- **PROVIDED DATA**
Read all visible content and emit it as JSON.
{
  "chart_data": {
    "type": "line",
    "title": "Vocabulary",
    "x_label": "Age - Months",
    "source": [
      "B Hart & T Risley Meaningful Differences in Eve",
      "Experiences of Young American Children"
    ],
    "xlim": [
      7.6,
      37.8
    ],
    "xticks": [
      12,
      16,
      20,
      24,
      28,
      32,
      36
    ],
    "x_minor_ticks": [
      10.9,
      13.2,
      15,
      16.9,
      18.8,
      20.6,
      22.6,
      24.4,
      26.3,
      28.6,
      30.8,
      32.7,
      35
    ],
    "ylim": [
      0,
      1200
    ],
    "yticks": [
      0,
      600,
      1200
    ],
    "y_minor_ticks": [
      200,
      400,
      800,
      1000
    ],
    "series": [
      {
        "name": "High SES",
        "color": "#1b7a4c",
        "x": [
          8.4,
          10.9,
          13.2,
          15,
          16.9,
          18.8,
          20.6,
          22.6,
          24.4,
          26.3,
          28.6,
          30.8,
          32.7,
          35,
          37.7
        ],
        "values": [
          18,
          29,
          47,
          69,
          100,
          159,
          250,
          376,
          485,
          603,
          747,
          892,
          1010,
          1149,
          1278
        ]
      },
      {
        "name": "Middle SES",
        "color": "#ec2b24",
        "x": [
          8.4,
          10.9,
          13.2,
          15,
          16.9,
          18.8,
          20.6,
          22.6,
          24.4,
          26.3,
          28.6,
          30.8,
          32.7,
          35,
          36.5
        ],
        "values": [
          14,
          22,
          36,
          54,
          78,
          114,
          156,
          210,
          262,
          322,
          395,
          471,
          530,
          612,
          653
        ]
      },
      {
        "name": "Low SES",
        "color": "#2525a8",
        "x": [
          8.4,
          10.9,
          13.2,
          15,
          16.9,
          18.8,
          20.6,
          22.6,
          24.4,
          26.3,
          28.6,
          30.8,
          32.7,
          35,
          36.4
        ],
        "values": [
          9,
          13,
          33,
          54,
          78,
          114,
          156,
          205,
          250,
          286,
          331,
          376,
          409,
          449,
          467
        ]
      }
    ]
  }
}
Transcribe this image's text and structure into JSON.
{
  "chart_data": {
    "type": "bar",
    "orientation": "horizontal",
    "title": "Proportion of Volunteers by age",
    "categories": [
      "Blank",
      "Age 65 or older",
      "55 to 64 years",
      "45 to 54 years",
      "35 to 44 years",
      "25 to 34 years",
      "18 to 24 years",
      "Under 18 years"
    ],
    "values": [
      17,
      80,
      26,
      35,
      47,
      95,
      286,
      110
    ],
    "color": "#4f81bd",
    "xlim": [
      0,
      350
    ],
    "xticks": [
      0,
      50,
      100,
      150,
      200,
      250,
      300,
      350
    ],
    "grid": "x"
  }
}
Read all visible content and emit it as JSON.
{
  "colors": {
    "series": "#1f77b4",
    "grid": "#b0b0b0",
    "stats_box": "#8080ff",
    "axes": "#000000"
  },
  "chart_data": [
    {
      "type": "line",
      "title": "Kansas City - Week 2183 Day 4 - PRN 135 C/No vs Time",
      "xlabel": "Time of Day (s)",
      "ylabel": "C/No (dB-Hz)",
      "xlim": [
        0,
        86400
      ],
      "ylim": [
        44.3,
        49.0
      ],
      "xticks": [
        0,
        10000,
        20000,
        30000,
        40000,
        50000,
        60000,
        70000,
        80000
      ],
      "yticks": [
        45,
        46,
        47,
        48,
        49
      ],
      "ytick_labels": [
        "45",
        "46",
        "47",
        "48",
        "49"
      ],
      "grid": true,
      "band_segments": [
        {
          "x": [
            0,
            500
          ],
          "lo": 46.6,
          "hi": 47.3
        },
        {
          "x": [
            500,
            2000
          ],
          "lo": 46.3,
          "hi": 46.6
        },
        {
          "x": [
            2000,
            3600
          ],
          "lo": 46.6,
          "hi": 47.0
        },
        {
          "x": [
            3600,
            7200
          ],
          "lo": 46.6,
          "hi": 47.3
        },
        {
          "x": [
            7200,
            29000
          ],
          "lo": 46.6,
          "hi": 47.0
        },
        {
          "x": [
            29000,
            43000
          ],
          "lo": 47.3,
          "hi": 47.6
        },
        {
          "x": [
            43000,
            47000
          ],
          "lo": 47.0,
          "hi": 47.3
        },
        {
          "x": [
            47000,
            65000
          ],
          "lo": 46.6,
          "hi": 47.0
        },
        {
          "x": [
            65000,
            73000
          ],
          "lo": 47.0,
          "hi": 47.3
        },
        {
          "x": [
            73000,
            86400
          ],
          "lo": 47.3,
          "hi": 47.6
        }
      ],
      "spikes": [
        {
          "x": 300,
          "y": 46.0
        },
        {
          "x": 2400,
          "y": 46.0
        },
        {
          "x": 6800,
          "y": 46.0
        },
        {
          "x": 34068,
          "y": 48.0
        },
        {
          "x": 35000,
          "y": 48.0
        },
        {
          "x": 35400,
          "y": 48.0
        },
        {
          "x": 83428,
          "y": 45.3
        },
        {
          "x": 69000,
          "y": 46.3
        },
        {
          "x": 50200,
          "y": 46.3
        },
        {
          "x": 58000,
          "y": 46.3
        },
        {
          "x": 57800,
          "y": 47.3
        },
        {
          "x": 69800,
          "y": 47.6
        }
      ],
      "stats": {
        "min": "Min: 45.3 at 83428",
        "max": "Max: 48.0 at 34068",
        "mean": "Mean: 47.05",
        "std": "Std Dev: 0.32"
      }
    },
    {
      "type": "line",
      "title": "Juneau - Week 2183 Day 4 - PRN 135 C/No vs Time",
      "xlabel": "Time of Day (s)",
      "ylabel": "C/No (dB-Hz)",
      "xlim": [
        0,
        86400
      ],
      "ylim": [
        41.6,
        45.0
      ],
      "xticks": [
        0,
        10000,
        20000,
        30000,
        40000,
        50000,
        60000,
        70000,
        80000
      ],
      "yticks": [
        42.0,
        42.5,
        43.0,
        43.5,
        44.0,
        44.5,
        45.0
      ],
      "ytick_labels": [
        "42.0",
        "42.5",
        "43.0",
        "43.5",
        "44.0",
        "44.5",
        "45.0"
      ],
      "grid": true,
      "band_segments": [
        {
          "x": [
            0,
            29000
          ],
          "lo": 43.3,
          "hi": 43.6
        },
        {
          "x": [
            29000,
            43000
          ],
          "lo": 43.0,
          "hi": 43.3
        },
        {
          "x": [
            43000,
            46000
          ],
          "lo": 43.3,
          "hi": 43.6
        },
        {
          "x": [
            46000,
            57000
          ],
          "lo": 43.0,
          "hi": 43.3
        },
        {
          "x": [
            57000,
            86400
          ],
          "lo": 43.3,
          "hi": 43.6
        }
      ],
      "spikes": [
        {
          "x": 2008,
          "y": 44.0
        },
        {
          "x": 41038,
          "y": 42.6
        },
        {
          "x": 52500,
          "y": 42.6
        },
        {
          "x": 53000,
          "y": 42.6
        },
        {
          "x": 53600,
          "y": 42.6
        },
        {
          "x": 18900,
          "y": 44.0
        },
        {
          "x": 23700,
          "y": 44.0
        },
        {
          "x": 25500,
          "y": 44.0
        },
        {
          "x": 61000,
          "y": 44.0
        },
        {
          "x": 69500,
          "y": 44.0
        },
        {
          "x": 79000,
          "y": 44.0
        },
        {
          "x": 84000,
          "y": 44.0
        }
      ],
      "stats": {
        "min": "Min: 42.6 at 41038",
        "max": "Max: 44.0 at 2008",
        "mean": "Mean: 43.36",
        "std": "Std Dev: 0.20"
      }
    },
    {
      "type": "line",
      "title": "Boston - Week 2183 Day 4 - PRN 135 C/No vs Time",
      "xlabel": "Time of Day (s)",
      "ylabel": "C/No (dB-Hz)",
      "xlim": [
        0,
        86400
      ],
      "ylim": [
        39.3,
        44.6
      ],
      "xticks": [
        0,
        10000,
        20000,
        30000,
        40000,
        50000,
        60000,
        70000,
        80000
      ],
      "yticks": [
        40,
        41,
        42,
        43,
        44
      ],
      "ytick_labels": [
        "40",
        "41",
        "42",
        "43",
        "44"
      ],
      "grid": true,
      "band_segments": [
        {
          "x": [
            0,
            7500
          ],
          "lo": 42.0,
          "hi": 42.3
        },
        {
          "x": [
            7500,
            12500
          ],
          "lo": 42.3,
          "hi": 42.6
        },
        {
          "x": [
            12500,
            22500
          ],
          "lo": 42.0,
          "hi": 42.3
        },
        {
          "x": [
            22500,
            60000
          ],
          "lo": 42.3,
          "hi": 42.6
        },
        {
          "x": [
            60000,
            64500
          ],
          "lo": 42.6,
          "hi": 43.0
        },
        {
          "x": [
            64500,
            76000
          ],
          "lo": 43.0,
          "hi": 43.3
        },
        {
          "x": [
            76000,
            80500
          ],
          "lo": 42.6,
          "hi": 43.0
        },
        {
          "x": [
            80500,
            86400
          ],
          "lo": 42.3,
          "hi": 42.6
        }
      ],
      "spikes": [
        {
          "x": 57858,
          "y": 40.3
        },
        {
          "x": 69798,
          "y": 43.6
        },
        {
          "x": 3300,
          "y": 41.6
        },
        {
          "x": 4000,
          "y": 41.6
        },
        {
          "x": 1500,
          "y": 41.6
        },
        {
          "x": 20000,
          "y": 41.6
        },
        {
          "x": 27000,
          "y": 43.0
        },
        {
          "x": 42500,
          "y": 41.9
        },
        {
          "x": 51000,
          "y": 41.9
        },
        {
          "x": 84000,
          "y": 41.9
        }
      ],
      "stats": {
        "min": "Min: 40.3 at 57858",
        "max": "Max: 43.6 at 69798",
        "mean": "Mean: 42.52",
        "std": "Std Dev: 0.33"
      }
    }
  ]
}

- **WHAT THIS TASK INVOLVES**
Report the number of lines in the listing that include the string "name"; give nothing but the number.

- **REPLY**
3